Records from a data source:
========

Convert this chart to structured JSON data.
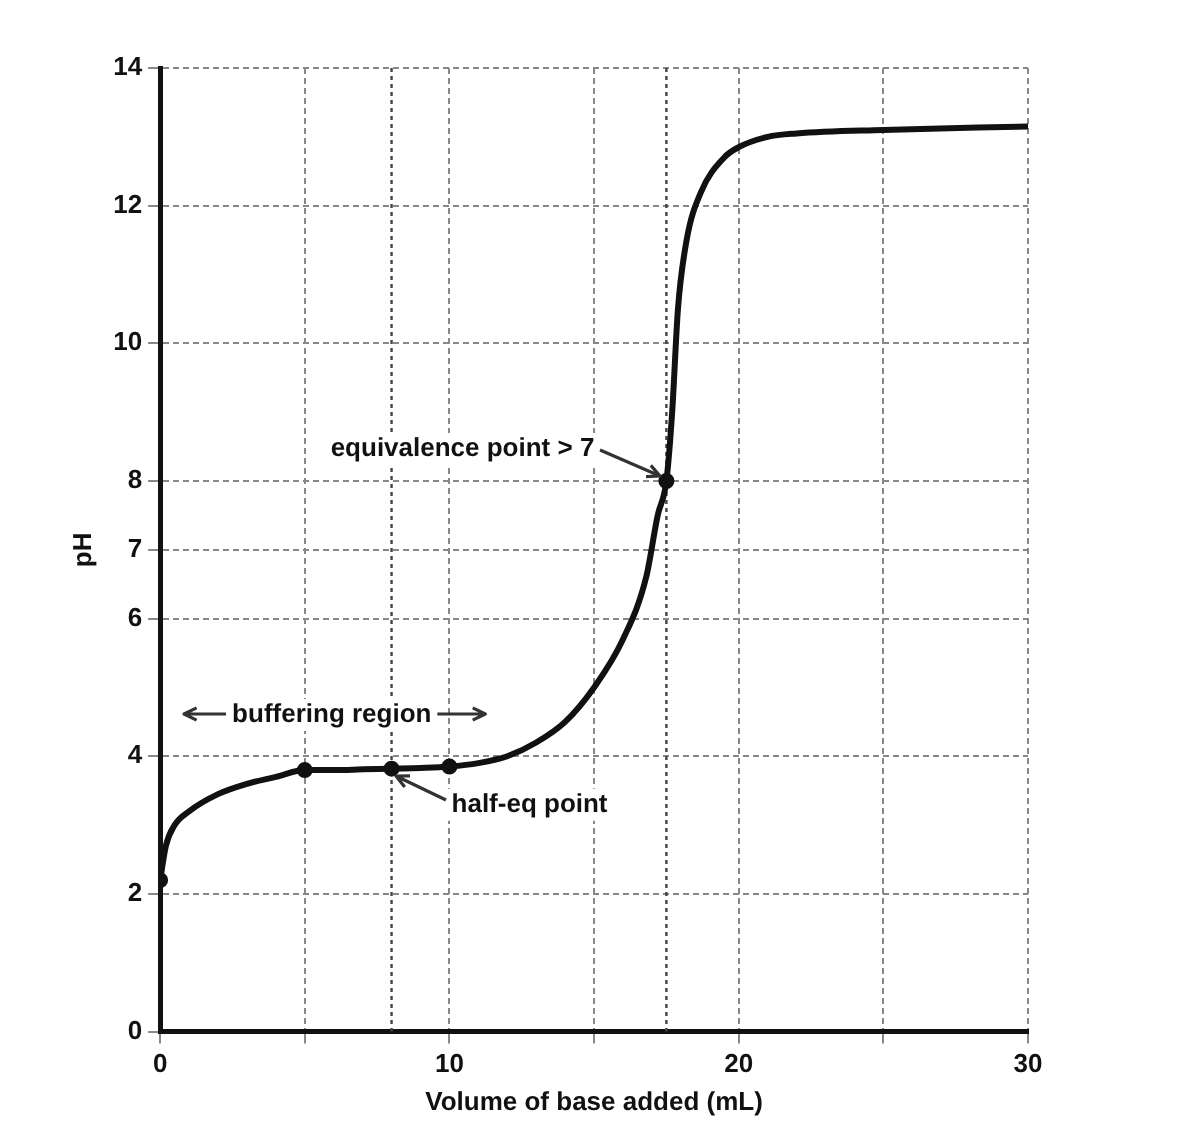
{
  "chart_data": {
    "type": "line",
    "xlabel": "Volume of base added (mL)",
    "ylabel": "pH",
    "series": [
      {
        "type": "line",
        "color": "#111111",
        "marker": "none",
        "x": [
          0,
          0.2,
          0.5,
          1,
          2,
          3,
          4,
          5,
          6,
          7,
          8,
          9,
          10,
          11,
          12,
          13,
          14,
          15,
          16,
          16.8,
          17.2,
          17.5,
          17.7,
          17.9,
          18.2,
          18.7,
          19.5,
          20,
          21,
          22,
          25,
          30
        ],
        "values": [
          2.2,
          2.7,
          3.0,
          3.2,
          3.45,
          3.6,
          3.7,
          3.8,
          3.8,
          3.81,
          3.82,
          3.83,
          3.85,
          3.9,
          4.0,
          4.2,
          4.5,
          5.0,
          5.7,
          6.6,
          7.5,
          8.0,
          9.0,
          10.5,
          11.5,
          12.2,
          12.7,
          12.85,
          13.0,
          13.05,
          13.1,
          13.15
        ]
      },
      {
        "type": "scatter",
        "color": "#111111",
        "marker": "circle",
        "x": [
          0,
          5,
          8,
          10,
          17.5
        ],
        "values": [
          2.2,
          3.8,
          3.82,
          3.85,
          8.0
        ]
      }
    ],
    "xlim": [
      0,
      30
    ],
    "xticks": [
      0,
      {
        "value": 5,
        "label": null
      },
      10,
      {
        "value": 15,
        "label": null
      },
      20,
      {
        "value": 25,
        "label": null
      },
      30
    ],
    "ylim": [
      0,
      14
    ],
    "yticks": [
      0,
      2,
      4,
      6,
      7,
      8,
      10,
      12,
      14
    ],
    "grid": true,
    "legend": false,
    "ref_lines": [
      {
        "axis": "x",
        "value": 8,
        "line_style": "dotted",
        "color": "#444444"
      },
      {
        "axis": "x",
        "value": 17.5,
        "line_style": "dotted",
        "color": "#444444"
      }
    ],
    "annotations": [
      {
        "text": "equivalence point > 7",
        "x": 17.5,
        "y": 8.0
      },
      {
        "text": "half-eq point",
        "x": 8,
        "y": 3.82
      },
      "buffering region"
    ]
  }
}
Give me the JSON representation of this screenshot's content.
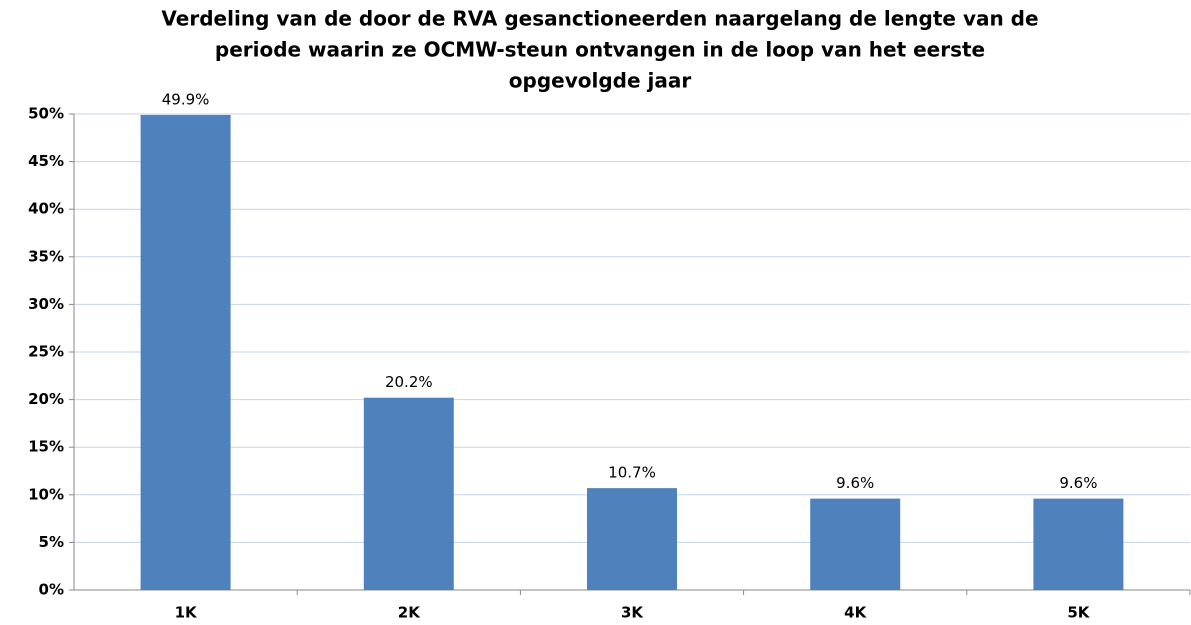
{
  "chart_data": {
    "type": "bar",
    "title": [
      "Verdeling van de door de RVA gesanctioneerden naargelang de lengte van de",
      "periode waarin ze OCMW-steun ontvangen in de loop van het eerste",
      "opgevolgde jaar"
    ],
    "categories": [
      "1K",
      "2K",
      "3K",
      "4K",
      "5K"
    ],
    "values": [
      49.9,
      20.2,
      10.7,
      9.6,
      9.6
    ],
    "value_labels": [
      "49.9%",
      "20.2%",
      "10.7%",
      "9.6%",
      "9.6%"
    ],
    "color": "#4f81bd",
    "ylim": [
      0,
      50
    ],
    "yticks": [
      {
        "value": 0,
        "label": "0%"
      },
      {
        "value": 5,
        "label": "5%"
      },
      {
        "value": 10,
        "label": "10%"
      },
      {
        "value": 15,
        "label": "15%"
      },
      {
        "value": 20,
        "label": "20%"
      },
      {
        "value": 25,
        "label": "25%"
      },
      {
        "value": 30,
        "label": "30%"
      },
      {
        "value": 35,
        "label": "35%"
      },
      {
        "value": 40,
        "label": "40%"
      },
      {
        "value": 45,
        "label": "45%"
      },
      {
        "value": 50,
        "label": "50%"
      }
    ],
    "grid": true
  }
}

========

▸ Stated task: Quote each entry above verbatim and drop the pictures.

▸ Solution to the problem:
Convert this chart to structured JSON data.
{
  "chart_data": {
    "type": "line",
    "xlabel": "Volume of base added (mL)",
    "ylabel": "pH",
    "series": [
      {
        "type": "line",
        "color": "#111111",
        "marker": "none",
        "x": [
          0,
          0.2,
          0.5,
          1,
          2,
          3,
          4,
          5,
          6,
          7,
          8,
          9,
          10,
          11,
          12,
          13,
          14,
          15,
          16,
          16.8,
          17.2,
          17.5,
          17.7,
          17.9,
          18.2,
          18.7,
          19.5,
          20,
          21,
          22,
          25,
          30
        ],
        "values": [
          2.2,
          2.7,
          3.0,
          3.2,
          3.45,
          3.6,
          3.7,
          3.8,
          3.8,
          3.81,
          3.82,
          3.83,
          3.85,
          3.9,
          4.0,
          4.2,
          4.5,
          5.0,
          5.7,
          6.6,
          7.5,
          8.0,
          9.0,
          10.5,
          11.5,
          12.2,
          12.7,
          12.85,
          13.0,
          13.05,
          13.1,
          13.15
        ]
      },
      {
        "type": "scatter",
        "color": "#111111",
        "marker": "circle",
        "x": [
          0,
          5,
          8,
          10,
          17.5
        ],
        "values": [
          2.2,
          3.8,
          3.82,
          3.85,
          8.0
        ]
      }
    ],
    "xlim": [
      0,
      30
    ],
    "xticks": [
      0,
      {
        "value": 5,
        "label": null
      },
      10,
      {
        "value": 15,
        "label": null
      },
      20,
      {
        "value": 25,
        "label": null
      },
      30
    ],
    "ylim": [
      0,
      14
    ],
    "yticks": [
      0,
      2,
      4,
      6,
      7,
      8,
      10,
      12,
      14
    ],
    "grid": true,
    "legend": false,
    "ref_lines": [
      {
        "axis": "x",
        "value": 8,
        "line_style": "dotted",
        "color": "#444444"
      },
      {
        "axis": "x",
        "value": 17.5,
        "line_style": "dotted",
        "color": "#444444"
      }
    ],
    "annotations": [
      {
        "text": "equivalence point > 7",
        "x": 17.5,
        "y": 8.0
      },
      {
        "text": "half-eq point",
        "x": 8,
        "y": 3.82
      },
      "buffering region"
    ]
  }
}
Give me the JSON representation of this screenshot's content.
{
  "chart_data": {
    "type": "bar",
    "title": [
      "Verdeling van de door de RVA gesanctioneerden naargelang de lengte van de",
      "periode waarin ze OCMW-steun ontvangen in de loop van het eerste",
      "opgevolgde jaar"
    ],
    "categories": [
      "1K",
      "2K",
      "3K",
      "4K",
      "5K"
    ],
    "values": [
      49.9,
      20.2,
      10.7,
      9.6,
      9.6
    ],
    "value_labels": [
      "49.9%",
      "20.2%",
      "10.7%",
      "9.6%",
      "9.6%"
    ],
    "color": "#4f81bd",
    "ylim": [
      0,
      50
    ],
    "yticks": [
      {
        "value": 0,
        "label": "0%"
      },
      {
        "value": 5,
        "label": "5%"
      },
      {
        "value": 10,
        "label": "10%"
      },
      {
        "value": 15,
        "label": "15%"
      },
      {
        "value": 20,
        "label": "20%"
      },
      {
        "value": 25,
        "label": "25%"
      },
      {
        "value": 30,
        "label": "30%"
      },
      {
        "value": 35,
        "label": "35%"
      },
      {
        "value": 40,
        "label": "40%"
      },
      {
        "value": 45,
        "label": "45%"
      },
      {
        "value": 50,
        "label": "50%"
      }
    ],
    "grid": true
  }
}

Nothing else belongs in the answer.